== PROVIDED DATA ==
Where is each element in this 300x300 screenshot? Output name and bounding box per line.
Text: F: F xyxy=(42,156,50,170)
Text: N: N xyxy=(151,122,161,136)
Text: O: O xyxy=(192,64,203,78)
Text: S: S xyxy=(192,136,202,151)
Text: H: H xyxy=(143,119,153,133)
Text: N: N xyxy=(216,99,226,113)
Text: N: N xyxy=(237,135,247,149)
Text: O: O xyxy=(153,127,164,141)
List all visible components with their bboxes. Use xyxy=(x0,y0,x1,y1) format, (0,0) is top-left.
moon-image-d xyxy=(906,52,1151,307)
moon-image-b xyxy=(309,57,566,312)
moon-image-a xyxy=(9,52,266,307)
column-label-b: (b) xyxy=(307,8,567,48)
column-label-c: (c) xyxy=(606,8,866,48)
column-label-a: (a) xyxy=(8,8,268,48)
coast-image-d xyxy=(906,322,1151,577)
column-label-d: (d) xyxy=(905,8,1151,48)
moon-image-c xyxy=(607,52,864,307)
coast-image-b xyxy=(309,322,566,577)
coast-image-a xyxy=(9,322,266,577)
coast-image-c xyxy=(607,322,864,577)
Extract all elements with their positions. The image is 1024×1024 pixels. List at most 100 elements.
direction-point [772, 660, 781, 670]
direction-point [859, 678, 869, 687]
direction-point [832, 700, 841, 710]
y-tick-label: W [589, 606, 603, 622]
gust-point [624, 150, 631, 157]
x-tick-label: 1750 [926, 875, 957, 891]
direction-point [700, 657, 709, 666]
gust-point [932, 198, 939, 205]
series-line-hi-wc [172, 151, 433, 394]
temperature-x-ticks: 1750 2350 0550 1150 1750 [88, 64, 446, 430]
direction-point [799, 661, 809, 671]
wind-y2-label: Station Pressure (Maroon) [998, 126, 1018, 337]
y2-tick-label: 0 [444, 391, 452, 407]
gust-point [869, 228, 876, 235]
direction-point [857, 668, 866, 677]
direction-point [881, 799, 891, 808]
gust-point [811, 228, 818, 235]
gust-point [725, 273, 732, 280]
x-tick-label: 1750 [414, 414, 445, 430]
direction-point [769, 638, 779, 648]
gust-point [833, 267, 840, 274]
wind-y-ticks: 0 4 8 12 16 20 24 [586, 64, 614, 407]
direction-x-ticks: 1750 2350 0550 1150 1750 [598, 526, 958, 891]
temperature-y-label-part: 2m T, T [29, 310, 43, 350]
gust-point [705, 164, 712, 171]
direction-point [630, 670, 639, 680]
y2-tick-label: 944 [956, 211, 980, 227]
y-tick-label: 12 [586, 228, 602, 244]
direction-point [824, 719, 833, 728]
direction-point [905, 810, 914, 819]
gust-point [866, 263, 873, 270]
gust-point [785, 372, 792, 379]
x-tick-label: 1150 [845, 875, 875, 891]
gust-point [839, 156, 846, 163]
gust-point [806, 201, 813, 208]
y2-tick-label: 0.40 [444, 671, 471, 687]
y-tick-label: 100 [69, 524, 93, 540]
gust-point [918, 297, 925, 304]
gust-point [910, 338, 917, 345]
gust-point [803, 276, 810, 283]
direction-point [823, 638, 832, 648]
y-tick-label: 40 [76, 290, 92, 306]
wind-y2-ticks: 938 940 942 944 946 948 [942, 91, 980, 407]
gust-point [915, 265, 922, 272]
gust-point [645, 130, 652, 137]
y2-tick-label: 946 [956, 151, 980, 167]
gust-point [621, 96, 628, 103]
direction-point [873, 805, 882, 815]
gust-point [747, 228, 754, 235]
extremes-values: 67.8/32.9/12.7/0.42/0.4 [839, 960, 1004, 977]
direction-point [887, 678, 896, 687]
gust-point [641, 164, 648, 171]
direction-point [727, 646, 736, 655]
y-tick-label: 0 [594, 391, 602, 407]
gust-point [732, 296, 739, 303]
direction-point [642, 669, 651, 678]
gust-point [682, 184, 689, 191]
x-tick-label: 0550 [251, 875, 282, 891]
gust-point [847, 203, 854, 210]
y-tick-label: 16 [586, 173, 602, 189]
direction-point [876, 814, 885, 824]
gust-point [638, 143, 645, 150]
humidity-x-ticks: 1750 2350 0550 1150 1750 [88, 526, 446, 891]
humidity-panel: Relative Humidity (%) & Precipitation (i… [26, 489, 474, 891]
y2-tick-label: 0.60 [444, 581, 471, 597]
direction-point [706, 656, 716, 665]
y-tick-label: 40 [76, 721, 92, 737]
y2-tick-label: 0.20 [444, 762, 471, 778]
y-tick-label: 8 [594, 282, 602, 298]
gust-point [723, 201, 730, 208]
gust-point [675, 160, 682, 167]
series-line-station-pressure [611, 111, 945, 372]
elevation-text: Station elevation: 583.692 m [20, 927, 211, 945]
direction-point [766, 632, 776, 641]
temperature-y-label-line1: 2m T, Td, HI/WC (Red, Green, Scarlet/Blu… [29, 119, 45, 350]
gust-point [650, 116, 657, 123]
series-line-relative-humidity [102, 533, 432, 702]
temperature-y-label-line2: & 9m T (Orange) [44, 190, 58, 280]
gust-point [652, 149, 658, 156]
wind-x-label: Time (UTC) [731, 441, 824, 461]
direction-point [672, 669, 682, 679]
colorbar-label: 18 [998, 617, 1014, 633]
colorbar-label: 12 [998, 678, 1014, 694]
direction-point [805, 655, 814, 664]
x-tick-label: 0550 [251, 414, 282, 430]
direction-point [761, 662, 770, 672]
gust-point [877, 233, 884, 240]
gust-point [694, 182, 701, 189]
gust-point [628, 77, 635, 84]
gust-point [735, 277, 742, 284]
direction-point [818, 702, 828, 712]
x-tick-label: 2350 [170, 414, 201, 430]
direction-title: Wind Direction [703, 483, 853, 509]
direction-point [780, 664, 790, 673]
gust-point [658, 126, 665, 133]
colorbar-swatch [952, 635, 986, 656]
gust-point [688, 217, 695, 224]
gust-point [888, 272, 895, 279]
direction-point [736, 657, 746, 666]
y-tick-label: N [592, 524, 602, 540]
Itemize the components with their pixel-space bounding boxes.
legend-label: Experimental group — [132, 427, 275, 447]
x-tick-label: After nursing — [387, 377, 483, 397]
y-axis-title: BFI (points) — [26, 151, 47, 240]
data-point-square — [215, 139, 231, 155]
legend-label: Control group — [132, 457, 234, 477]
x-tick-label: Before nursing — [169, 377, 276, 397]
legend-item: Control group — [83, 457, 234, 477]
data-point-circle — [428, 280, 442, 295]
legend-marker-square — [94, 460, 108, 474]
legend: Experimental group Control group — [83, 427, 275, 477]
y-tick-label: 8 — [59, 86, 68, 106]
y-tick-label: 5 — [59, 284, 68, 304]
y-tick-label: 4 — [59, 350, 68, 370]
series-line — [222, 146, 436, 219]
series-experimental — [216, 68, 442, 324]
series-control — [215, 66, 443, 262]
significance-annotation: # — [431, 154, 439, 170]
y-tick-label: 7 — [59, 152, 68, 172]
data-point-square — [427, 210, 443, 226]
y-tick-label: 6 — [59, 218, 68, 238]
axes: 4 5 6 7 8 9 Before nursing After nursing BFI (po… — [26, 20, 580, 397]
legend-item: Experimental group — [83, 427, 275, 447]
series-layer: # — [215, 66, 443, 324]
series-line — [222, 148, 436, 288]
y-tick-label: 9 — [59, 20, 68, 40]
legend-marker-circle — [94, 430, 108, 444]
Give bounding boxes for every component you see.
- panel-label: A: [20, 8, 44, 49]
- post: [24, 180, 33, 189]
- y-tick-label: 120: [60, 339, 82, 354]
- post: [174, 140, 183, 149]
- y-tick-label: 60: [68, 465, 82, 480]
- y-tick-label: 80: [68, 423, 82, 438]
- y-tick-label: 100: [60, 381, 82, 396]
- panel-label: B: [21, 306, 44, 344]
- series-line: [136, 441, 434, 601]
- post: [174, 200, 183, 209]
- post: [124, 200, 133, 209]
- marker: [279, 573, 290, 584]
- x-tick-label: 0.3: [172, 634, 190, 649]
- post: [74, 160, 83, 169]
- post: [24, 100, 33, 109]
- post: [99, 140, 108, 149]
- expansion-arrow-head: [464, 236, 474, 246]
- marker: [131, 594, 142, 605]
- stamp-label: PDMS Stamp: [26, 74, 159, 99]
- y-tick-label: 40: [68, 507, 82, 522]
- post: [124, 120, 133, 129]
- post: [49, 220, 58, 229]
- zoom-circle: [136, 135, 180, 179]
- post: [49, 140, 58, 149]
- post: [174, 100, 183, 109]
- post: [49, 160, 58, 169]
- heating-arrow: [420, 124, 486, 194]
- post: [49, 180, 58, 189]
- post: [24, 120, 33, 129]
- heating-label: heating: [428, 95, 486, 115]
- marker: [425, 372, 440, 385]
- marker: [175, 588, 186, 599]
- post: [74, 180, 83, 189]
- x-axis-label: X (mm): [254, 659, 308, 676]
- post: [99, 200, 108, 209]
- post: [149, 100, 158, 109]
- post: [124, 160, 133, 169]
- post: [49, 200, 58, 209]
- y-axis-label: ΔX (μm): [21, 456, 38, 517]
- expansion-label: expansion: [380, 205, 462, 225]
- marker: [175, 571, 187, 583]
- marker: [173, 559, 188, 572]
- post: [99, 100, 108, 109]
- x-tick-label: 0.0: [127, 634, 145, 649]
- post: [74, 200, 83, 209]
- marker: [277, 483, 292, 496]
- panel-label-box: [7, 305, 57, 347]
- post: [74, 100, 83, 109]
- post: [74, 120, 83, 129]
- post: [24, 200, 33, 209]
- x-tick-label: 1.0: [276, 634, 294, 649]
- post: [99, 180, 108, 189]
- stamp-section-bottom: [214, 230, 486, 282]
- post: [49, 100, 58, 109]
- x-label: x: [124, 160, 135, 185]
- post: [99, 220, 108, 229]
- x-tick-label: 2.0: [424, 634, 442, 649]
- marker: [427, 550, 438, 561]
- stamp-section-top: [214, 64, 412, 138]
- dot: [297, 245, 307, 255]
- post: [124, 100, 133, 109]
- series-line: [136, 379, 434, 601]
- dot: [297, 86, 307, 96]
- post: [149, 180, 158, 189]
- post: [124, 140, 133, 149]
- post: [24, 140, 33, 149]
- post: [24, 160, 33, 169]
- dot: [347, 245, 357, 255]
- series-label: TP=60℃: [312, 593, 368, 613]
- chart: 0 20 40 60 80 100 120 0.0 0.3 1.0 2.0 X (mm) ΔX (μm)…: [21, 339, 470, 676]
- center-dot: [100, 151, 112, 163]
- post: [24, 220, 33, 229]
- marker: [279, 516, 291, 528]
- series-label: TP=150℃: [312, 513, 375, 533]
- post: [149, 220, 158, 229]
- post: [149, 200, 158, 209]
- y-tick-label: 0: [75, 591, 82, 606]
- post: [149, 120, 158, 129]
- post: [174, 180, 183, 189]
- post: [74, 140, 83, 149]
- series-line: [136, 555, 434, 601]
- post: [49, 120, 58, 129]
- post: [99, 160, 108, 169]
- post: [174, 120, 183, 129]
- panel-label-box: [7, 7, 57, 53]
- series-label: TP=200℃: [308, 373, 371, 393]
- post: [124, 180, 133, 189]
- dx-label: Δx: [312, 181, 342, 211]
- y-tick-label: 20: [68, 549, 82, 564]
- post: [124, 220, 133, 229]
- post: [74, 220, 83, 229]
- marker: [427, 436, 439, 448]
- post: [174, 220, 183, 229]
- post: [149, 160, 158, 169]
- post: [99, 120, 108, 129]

== REQUIREMENTS ==
Copy the data word for word, starting from its very first line and ending with the line that contains "Text: N: N xyxy=(237,135,247,149)", including that line.

== EXPECTED OUTPUT ==
Where is each element in this 300x300 screenshot? Output name and bounding box per line.
Text: F: F xyxy=(42,156,50,170)
Text: N: N xyxy=(151,122,161,136)
Text: O: O xyxy=(192,64,203,78)
Text: S: S xyxy=(192,136,202,151)
Text: H: H xyxy=(143,119,153,133)
Text: N: N xyxy=(216,99,226,113)
Text: N: N xyxy=(237,135,247,149)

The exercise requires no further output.